● **課題一覧**:
1. 引用文の政策概説資料を出したのはだれですか。
2. 引用文は、不平等のさらなる拡大を防ぐことができる投資の対象を挙げています。それらをすべて書き出してください。
3. 国連事務総長の呼びかけを伝える引用文の続きを、最後の文の後から書き継いでください。

··· 引用文 ···

第76回国連総会

国連事務総長が仕事と社会的保護に関する行動の加速化を呼びかけ

記者発表 | 2021/09/28

 とりわけ低・中所得国における仕事を豊かに生む成長、社会的保護、正味で炭素排出量をゼロにする未来に向けた公正な移行への投資は、新型コロナウイルスの世界的大流行によって深刻化した先進国と途上国の間の不平等のさらなる拡大を防ぐことができようと、2021年9月28日に発表されたアントニオ・グテーレス国連事務総長の政策概説資料は記しています。

··· 元データ ···

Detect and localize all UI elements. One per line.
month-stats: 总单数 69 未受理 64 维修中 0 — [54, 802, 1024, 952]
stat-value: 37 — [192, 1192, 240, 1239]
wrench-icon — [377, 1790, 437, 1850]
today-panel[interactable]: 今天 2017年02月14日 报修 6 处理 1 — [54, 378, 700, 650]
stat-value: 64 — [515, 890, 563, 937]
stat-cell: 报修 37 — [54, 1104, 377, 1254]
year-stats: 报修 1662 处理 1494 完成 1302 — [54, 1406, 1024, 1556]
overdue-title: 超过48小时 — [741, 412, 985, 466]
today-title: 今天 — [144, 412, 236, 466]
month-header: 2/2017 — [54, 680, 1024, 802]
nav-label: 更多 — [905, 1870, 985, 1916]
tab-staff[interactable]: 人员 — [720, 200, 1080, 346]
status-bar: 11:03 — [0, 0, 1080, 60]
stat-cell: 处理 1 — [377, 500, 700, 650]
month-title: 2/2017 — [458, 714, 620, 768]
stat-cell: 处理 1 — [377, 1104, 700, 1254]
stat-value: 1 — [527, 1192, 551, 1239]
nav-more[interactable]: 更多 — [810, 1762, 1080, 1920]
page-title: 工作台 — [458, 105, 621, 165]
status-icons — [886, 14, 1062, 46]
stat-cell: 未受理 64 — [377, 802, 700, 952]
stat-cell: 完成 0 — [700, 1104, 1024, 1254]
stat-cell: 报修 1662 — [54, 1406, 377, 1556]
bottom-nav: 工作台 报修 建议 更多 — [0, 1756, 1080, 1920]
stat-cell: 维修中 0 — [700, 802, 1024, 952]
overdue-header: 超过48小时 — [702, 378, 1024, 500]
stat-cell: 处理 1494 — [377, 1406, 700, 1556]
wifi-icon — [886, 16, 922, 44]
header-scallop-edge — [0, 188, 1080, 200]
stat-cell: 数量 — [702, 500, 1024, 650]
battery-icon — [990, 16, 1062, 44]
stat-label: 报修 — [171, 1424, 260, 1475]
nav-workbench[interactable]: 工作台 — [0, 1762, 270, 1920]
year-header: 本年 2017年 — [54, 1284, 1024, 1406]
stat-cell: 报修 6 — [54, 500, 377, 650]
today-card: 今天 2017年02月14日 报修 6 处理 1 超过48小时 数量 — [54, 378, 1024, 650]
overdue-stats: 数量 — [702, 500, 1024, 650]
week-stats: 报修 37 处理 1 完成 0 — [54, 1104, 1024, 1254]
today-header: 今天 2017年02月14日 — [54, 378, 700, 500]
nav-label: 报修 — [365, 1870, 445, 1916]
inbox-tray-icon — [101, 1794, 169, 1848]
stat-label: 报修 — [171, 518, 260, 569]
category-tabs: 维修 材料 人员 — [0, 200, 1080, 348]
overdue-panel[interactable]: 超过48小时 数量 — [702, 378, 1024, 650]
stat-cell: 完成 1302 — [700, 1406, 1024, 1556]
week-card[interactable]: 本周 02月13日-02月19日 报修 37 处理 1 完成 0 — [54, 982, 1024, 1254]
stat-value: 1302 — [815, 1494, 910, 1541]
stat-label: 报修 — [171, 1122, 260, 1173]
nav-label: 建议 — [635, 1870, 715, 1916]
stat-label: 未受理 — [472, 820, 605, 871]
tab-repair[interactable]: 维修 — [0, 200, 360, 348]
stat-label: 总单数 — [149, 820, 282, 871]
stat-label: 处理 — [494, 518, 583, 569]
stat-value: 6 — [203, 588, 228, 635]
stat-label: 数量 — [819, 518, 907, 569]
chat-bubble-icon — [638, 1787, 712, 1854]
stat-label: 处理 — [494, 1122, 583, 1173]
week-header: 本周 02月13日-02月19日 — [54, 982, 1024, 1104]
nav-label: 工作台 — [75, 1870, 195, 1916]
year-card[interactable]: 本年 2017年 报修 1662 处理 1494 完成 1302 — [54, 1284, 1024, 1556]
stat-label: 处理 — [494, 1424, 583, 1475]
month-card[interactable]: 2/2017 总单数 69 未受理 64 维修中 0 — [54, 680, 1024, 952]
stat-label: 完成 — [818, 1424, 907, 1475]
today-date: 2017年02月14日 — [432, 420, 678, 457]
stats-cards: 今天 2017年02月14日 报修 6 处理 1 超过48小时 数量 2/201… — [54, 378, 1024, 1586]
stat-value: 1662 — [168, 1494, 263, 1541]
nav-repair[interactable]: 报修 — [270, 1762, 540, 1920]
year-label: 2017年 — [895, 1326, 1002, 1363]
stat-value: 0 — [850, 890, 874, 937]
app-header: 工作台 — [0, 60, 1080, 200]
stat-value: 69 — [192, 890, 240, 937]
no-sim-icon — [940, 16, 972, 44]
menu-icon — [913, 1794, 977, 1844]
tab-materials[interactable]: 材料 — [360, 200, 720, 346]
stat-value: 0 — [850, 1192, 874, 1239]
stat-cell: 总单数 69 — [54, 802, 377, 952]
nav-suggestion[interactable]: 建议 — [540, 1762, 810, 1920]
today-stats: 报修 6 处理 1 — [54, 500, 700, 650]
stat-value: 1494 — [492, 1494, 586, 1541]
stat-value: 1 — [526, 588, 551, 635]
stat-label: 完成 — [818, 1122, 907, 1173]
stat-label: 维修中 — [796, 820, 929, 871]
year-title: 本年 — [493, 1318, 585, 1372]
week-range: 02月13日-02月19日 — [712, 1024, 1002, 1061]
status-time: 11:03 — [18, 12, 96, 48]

···

● **解答**:
1. アントニオ・グテーレス国連事務総長です。

2.
- 仕事を豊かに生む成長
- 社会的保護
- 正味で炭素排出量をゼロにする未来に向けた公正な移行

3.
 2020年3~12月の間に億万長者の富は3.9兆ドル以上増加した一方で、仕事の世界に対するコロナ禍の影響などの様々な要因により、過去21年間以上なかったことですが、極度の貧困層が増加に転じ、1億1,900万人から2億2,400万人増えています。2020年に合計労働時間は推定8.8%減少しましたが、これはフルタイム労働者2億5,500万人分の年間労働時間に相当します。これに対応する勤労所得の減少分は、政府支援前で3.3兆ドルになると見られます。コロナ禍によって2021年には危機前よりも就業者が推定7,500万人減少し、2022年でも2,300万人少ないと予想されます。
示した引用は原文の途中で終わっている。